Dataset excerpts -
** start **

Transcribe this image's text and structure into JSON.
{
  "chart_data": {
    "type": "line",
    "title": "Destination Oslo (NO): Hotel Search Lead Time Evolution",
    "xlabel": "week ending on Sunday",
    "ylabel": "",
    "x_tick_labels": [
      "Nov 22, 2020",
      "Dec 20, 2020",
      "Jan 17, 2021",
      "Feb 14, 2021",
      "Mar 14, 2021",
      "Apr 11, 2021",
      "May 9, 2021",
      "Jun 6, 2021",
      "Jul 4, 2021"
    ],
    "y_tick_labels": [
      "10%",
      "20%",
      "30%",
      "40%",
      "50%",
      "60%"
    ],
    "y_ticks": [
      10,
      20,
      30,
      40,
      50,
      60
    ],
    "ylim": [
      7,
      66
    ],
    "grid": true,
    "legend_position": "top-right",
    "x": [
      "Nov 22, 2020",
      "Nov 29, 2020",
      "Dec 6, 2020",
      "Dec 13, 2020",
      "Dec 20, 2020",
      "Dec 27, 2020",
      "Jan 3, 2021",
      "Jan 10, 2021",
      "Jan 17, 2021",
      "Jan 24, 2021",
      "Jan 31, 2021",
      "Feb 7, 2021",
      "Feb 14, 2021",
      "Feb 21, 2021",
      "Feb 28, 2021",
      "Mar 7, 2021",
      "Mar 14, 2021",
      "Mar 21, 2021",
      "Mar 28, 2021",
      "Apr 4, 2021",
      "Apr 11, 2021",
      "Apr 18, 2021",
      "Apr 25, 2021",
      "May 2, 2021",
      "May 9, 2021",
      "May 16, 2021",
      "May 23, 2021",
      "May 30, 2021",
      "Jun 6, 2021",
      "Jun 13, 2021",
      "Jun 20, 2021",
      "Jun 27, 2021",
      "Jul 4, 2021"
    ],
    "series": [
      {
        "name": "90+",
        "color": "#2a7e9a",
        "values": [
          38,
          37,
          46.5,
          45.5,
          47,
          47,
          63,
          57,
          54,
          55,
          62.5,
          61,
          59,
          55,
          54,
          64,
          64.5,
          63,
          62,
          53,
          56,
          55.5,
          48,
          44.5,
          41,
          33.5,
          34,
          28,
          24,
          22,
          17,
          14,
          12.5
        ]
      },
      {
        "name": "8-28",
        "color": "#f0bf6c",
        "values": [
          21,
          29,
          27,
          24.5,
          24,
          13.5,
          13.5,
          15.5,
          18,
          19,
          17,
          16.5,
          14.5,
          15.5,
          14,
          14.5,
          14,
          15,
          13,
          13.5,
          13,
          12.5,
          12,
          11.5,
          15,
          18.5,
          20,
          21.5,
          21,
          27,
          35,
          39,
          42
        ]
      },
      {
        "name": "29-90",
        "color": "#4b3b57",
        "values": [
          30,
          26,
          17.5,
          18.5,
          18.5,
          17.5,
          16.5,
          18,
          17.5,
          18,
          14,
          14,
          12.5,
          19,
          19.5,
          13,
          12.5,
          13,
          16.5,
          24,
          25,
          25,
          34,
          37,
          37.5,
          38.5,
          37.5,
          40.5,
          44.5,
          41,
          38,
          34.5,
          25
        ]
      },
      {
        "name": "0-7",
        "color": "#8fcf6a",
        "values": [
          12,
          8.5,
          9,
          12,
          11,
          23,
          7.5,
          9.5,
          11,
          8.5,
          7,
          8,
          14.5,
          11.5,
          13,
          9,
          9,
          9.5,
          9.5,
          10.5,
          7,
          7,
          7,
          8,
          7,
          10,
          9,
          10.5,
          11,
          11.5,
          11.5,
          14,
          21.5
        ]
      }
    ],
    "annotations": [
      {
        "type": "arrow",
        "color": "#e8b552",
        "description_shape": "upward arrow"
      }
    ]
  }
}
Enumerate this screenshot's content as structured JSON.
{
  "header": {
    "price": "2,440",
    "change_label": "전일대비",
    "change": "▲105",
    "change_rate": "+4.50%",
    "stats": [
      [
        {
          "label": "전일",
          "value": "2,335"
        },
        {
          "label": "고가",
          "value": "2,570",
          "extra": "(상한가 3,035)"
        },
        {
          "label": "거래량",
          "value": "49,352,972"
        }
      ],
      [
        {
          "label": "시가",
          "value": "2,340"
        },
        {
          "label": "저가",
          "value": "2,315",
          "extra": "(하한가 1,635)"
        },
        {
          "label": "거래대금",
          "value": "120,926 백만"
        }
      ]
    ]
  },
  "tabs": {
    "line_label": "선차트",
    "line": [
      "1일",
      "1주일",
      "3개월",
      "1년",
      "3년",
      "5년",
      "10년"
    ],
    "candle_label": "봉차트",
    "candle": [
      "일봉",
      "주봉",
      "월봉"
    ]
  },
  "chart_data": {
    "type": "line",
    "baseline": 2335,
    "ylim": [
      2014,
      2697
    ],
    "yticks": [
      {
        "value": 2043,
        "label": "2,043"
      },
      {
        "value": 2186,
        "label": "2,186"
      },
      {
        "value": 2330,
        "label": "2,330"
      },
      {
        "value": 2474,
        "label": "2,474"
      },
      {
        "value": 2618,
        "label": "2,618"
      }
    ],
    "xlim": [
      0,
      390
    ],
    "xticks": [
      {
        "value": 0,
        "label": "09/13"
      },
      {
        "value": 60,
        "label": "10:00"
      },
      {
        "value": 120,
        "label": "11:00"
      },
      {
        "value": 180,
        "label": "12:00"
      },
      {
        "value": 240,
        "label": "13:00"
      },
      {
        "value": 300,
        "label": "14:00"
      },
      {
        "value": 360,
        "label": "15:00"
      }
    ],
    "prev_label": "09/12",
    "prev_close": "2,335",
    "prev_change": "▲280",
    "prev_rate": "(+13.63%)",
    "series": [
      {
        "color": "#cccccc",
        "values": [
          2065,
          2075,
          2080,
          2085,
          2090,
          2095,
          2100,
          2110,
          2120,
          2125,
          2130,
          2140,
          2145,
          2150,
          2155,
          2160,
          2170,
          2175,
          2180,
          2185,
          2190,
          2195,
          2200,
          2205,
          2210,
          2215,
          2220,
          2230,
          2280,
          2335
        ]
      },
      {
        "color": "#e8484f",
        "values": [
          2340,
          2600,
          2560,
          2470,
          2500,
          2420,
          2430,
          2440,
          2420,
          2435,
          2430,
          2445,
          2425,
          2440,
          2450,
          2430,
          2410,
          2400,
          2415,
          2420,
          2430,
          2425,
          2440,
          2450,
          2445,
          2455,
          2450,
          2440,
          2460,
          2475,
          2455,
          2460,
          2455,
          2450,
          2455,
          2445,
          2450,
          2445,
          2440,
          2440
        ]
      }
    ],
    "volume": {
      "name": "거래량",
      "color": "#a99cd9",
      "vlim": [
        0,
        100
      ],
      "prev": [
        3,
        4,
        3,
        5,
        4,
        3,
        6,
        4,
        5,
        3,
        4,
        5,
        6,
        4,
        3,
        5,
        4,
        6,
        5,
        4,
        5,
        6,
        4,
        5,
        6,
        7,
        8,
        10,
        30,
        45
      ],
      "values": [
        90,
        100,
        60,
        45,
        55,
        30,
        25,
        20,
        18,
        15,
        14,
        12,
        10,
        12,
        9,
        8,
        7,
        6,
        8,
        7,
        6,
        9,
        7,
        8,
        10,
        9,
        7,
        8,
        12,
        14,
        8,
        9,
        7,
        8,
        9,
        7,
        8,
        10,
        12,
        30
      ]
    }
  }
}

** end **

The problem - Give every line of the material again, exactly as it reads.

Reply to the exercise -
Transcribe this image's text and structure into JSON.
{
  "chart_data": {
    "type": "line",
    "title": "Destination Oslo (NO): Hotel Search Lead Time Evolution",
    "xlabel": "week ending on Sunday",
    "ylabel": "",
    "x_tick_labels": [
      "Nov 22, 2020",
      "Dec 20, 2020",
      "Jan 17, 2021",
      "Feb 14, 2021",
      "Mar 14, 2021",
      "Apr 11, 2021",
      "May 9, 2021",
      "Jun 6, 2021",
      "Jul 4, 2021"
    ],
    "y_tick_labels": [
      "10%",
      "20%",
      "30%",
      "40%",
      "50%",
      "60%"
    ],
    "y_ticks": [
      10,
      20,
      30,
      40,
      50,
      60
    ],
    "ylim": [
      7,
      66
    ],
    "grid": true,
    "legend_position": "top-right",
    "x": [
      "Nov 22, 2020",
      "Nov 29, 2020",
      "Dec 6, 2020",
      "Dec 13, 2020",
      "Dec 20, 2020",
      "Dec 27, 2020",
      "Jan 3, 2021",
      "Jan 10, 2021",
      "Jan 17, 2021",
      "Jan 24, 2021",
      "Jan 31, 2021",
      "Feb 7, 2021",
      "Feb 14, 2021",
      "Feb 21, 2021",
      "Feb 28, 2021",
      "Mar 7, 2021",
      "Mar 14, 2021",
      "Mar 21, 2021",
      "Mar 28, 2021",
      "Apr 4, 2021",
      "Apr 11, 2021",
      "Apr 18, 2021",
      "Apr 25, 2021",
      "May 2, 2021",
      "May 9, 2021",
      "May 16, 2021",
      "May 23, 2021",
      "May 30, 2021",
      "Jun 6, 2021",
      "Jun 13, 2021",
      "Jun 20, 2021",
      "Jun 27, 2021",
      "Jul 4, 2021"
    ],
    "series": [
      {
        "name": "90+",
        "color": "#2a7e9a",
        "values": [
          38,
          37,
          46.5,
          45.5,
          47,
          47,
          63,
          57,
          54,
          55,
          62.5,
          61,
          59,
          55,
          54,
          64,
          64.5,
          63,
          62,
          53,
          56,
          55.5,
          48,
          44.5,
          41,
          33.5,
          34,
          28,
          24,
          22,
          17,
          14,
          12.5
        ]
      },
      {
        "name": "8-28",
        "color": "#f0bf6c",
        "values": [
          21,
          29,
          27,
          24.5,
          24,
          13.5,
          13.5,
          15.5,
          18,
          19,
          17,
          16.5,
          14.5,
          15.5,
          14,
          14.5,
          14,
          15,
          13,
          13.5,
          13,
          12.5,
          12,
          11.5,
          15,
          18.5,
          20,
          21.5,
          21,
          27,
          35,
          39,
          42
        ]
      },
      {
        "name": "29-90",
        "color": "#4b3b57",
        "values": [
          30,
          26,
          17.5,
          18.5,
          18.5,
          17.5,
          16.5,
          18,
          17.5,
          18,
          14,
          14,
          12.5,
          19,
          19.5,
          13,
          12.5,
          13,
          16.5,
          24,
          25,
          25,
          34,
          37,
          37.5,
          38.5,
          37.5,
          40.5,
          44.5,
          41,
          38,
          34.5,
          25
        ]
      },
      {
        "name": "0-7",
        "color": "#8fcf6a",
        "values": [
          12,
          8.5,
          9,
          12,
          11,
          23,
          7.5,
          9.5,
          11,
          8.5,
          7,
          8,
          14.5,
          11.5,
          13,
          9,
          9,
          9.5,
          9.5,
          10.5,
          7,
          7,
          7,
          8,
          7,
          10,
          9,
          10.5,
          11,
          11.5,
          11.5,
          14,
          21.5
        ]
      }
    ],
    "annotations": [
      {
        "type": "arrow",
        "color": "#e8b552",
        "description_shape": "upward arrow"
      }
    ]
  }
}
Enumerate this screenshot's content as structured JSON.
{
  "header": {
    "price": "2,440",
    "change_label": "전일대비",
    "change": "▲105",
    "change_rate": "+4.50%",
    "stats": [
      [
        {
          "label": "전일",
          "value": "2,335"
        },
        {
          "label": "고가",
          "value": "2,570",
          "extra": "(상한가 3,035)"
        },
        {
          "label": "거래량",
          "value": "49,352,972"
        }
      ],
      [
        {
          "label": "시가",
          "value": "2,340"
        },
        {
          "label": "저가",
          "value": "2,315",
          "extra": "(하한가 1,635)"
        },
        {
          "label": "거래대금",
          "value": "120,926 백만"
        }
      ]
    ]
  },
  "tabs": {
    "line_label": "선차트",
    "line": [
      "1일",
      "1주일",
      "3개월",
      "1년",
      "3년",
      "5년",
      "10년"
    ],
    "candle_label": "봉차트",
    "candle": [
      "일봉",
      "주봉",
      "월봉"
    ]
  },
  "chart_data": {
    "type": "line",
    "baseline": 2335,
    "ylim": [
      2014,
      2697
    ],
    "yticks": [
      {
        "value": 2043,
        "label": "2,043"
      },
      {
        "value": 2186,
        "label": "2,186"
      },
      {
        "value": 2330,
        "label": "2,330"
      },
      {
        "value": 2474,
        "label": "2,474"
      },
      {
        "value": 2618,
        "label": "2,618"
      }
    ],
    "xlim": [
      0,
      390
    ],
    "xticks": [
      {
        "value": 0,
        "label": "09/13"
      },
      {
        "value": 60,
        "label": "10:00"
      },
      {
        "value": 120,
        "label": "11:00"
      },
      {
        "value": 180,
        "label": "12:00"
      },
      {
        "value": 240,
        "label": "13:00"
      },
      {
        "value": 300,
        "label": "14:00"
      },
      {
        "value": 360,
        "label": "15:00"
      }
    ],
    "prev_label": "09/12",
    "prev_close": "2,335",
    "prev_change": "▲280",
    "prev_rate": "(+13.63%)",
    "series": [
      {
        "color": "#cccccc",
        "values": [
          2065,
          2075,
          2080,
          2085,
          2090,
          2095,
          2100,
          2110,
          2120,
          2125,
          2130,
          2140,
          2145,
          2150,
          2155,
          2160,
          2170,
          2175,
          2180,
          2185,
          2190,
          2195,
          2200,
          2205,
          2210,
          2215,
          2220,
          2230,
          2280,
          2335
        ]
      },
      {
        "color": "#e8484f",
        "values": [
          2340,
          2600,
          2560,
          2470,
          2500,
          2420,
          2430,
          2440,
          2420,
          2435,
          2430,
          2445,
          2425,
          2440,
          2450,
          2430,
          2410,
          2400,
          2415,
          2420,
          2430,
          2425,
          2440,
          2450,
          2445,
          2455,
          2450,
          2440,
          2460,
          2475,
          2455,
          2460,
          2455,
          2450,
          2455,
          2445,
          2450,
          2445,
          2440,
          2440
        ]
      }
    ],
    "volume": {
      "name": "거래량",
      "color": "#a99cd9",
      "vlim": [
        0,
        100
      ],
      "prev": [
        3,
        4,
        3,
        5,
        4,
        3,
        6,
        4,
        5,
        3,
        4,
        5,
        6,
        4,
        3,
        5,
        4,
        6,
        5,
        4,
        5,
        6,
        4,
        5,
        6,
        7,
        8,
        10,
        30,
        45
      ],
      "values": [
        90,
        100,
        60,
        45,
        55,
        30,
        25,
        20,
        18,
        15,
        14,
        12,
        10,
        12,
        9,
        8,
        7,
        6,
        8,
        7,
        6,
        9,
        7,
        8,
        10,
        9,
        7,
        8,
        12,
        14,
        8,
        9,
        7,
        8,
        9,
        7,
        8,
        10,
        12,
        30
      ]
    }
  }
}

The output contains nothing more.